Given problem: Return all the data, word for word.

Excerpted records:
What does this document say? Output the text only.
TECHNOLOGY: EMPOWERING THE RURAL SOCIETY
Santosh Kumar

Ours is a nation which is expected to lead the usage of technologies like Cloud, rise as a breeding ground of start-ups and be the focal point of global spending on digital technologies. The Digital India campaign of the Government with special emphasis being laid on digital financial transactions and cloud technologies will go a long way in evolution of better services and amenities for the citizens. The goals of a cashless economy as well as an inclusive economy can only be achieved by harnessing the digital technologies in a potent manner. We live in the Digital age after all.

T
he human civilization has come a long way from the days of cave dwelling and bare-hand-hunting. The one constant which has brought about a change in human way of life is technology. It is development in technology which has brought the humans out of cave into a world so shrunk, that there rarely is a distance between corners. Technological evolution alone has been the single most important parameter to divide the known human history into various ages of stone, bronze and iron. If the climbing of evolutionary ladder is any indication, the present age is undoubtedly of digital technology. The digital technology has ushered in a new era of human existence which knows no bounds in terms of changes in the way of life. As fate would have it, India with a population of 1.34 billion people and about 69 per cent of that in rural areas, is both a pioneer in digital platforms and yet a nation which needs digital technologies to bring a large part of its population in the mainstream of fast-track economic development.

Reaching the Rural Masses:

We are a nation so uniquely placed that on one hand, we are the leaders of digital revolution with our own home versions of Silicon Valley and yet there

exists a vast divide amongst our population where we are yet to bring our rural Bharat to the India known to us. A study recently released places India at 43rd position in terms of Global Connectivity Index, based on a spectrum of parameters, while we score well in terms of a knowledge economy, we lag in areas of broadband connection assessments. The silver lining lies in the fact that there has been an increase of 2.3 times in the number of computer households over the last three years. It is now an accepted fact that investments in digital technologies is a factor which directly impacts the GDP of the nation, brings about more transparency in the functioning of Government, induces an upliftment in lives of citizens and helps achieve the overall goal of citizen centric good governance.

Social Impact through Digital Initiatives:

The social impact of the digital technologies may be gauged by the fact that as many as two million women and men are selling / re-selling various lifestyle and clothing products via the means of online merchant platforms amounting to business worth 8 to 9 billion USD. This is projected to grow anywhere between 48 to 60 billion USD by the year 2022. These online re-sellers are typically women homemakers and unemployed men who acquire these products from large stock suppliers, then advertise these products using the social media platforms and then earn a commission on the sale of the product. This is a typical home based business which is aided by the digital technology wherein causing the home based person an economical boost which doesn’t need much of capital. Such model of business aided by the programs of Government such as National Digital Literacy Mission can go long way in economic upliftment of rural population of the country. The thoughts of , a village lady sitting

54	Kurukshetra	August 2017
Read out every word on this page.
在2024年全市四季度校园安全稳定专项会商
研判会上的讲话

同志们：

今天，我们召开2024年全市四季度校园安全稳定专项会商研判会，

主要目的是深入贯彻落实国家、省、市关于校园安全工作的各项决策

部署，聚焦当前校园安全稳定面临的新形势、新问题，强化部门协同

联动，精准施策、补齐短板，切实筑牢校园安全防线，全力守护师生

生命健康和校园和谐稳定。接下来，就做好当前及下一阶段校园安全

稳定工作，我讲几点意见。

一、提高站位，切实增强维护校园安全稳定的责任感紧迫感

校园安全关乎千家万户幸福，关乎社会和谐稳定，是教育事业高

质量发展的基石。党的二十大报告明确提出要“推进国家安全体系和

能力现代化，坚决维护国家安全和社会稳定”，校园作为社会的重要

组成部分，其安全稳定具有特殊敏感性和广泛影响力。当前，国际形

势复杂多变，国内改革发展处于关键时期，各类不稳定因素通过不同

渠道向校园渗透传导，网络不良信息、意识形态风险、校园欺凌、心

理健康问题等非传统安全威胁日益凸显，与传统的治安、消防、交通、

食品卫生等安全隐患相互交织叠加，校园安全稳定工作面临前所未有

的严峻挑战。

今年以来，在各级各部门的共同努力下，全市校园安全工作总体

Completed task:
What does this document say? Output the text only.
TECHNOLOGY: EMPOWERING THE RURAL SOCIETY
Santosh Kumar

Ours is a nation which is expected to lead the usage of technologies like Cloud, rise as a breeding ground of start-ups and be the focal point of global spending on digital technologies. The Digital India campaign of the Government with special emphasis being laid on digital financial transactions and cloud technologies will go a long way in evolution of better services and amenities for the citizens. The goals of a cashless economy as well as an inclusive economy can only be achieved by harnessing the digital technologies in a potent manner. We live in the Digital age after all.

T
he human civilization has come a long way from the days of cave dwelling and bare-hand-hunting. The one constant which has brought about a change in human way of life is technology. It is development in technology which has brought the humans out of cave into a world so shrunk, that there rarely is a distance between corners. Technological evolution alone has been the single most important parameter to divide the known human history into various ages of stone, bronze and iron. If the climbing of evolutionary ladder is any indication, the present age is undoubtedly of digital technology. The digital technology has ushered in a new era of human existence which knows no bounds in terms of changes in the way of life. As fate would have it, India with a population of 1.34 billion people and about 69 per cent of that in rural areas, is both a pioneer in digital platforms and yet a nation which needs digital technologies to bring a large part of its population in the mainstream of fast-track economic development.

Reaching the Rural Masses:

We are a nation so uniquely placed that on one hand, we are the leaders of digital revolution with our own home versions of Silicon Valley and yet there

exists a vast divide amongst our population where we are yet to bring our rural Bharat to the India known to us. A study recently released places India at 43rd position in terms of Global Connectivity Index, based on a spectrum of parameters, while we score well in terms of a knowledge economy, we lag in areas of broadband connection assessments. The silver lining lies in the fact that there has been an increase of 2.3 times in the number of computer households over the last three years. It is now an accepted fact that investments in digital technologies is a factor which directly impacts the GDP of the nation, brings about more transparency in the functioning of Government, induces an upliftment in lives of citizens and helps achieve the overall goal of citizen centric good governance.

Social Impact through Digital Initiatives:

The social impact of the digital technologies may be gauged by the fact that as many as two million women and men are selling / re-selling various lifestyle and clothing products via the means of online merchant platforms amounting to business worth 8 to 9 billion USD. This is projected to grow anywhere between 48 to 60 billion USD by the year 2022. These online re-sellers are typically women homemakers and unemployed men who acquire these products from large stock suppliers, then advertise these products using the social media platforms and then earn a commission on the sale of the product. This is a typical home based business which is aided by the digital technology wherein causing the home based person an economical boost which doesn’t need much of capital. Such model of business aided by the programs of Government such as National Digital Literacy Mission can go long way in economic upliftment of rural population of the country. The thoughts of , a village lady sitting

54	Kurukshetra	August 2017
Read out every word on this page.
在2024年全市四季度校园安全稳定专项会商
研判会上的讲话

同志们：

今天，我们召开2024年全市四季度校园安全稳定专项会商研判会，

主要目的是深入贯彻落实国家、省、市关于校园安全工作的各项决策

部署，聚焦当前校园安全稳定面临的新形势、新问题，强化部门协同

联动，精准施策、补齐短板，切实筑牢校园安全防线，全力守护师生

生命健康和校园和谐稳定。接下来，就做好当前及下一阶段校园安全

稳定工作，我讲几点意见。

一、提高站位，切实增强维护校园安全稳定的责任感紧迫感

校园安全关乎千家万户幸福，关乎社会和谐稳定，是教育事业高

质量发展的基石。党的二十大报告明确提出要“推进国家安全体系和

能力现代化，坚决维护国家安全和社会稳定”，校园作为社会的重要

组成部分，其安全稳定具有特殊敏感性和广泛影响力。当前，国际形

势复杂多变，国内改革发展处于关键时期，各类不稳定因素通过不同

渠道向校园渗透传导，网络不良信息、意识形态风险、校园欺凌、心

理健康问题等非传统安全威胁日益凸显，与传统的治安、消防、交通、

食品卫生等安全隐患相互交织叠加，校园安全稳定工作面临前所未有

的严峻挑战。

今年以来，在各级各部门的共同努力下，全市校园安全工作总体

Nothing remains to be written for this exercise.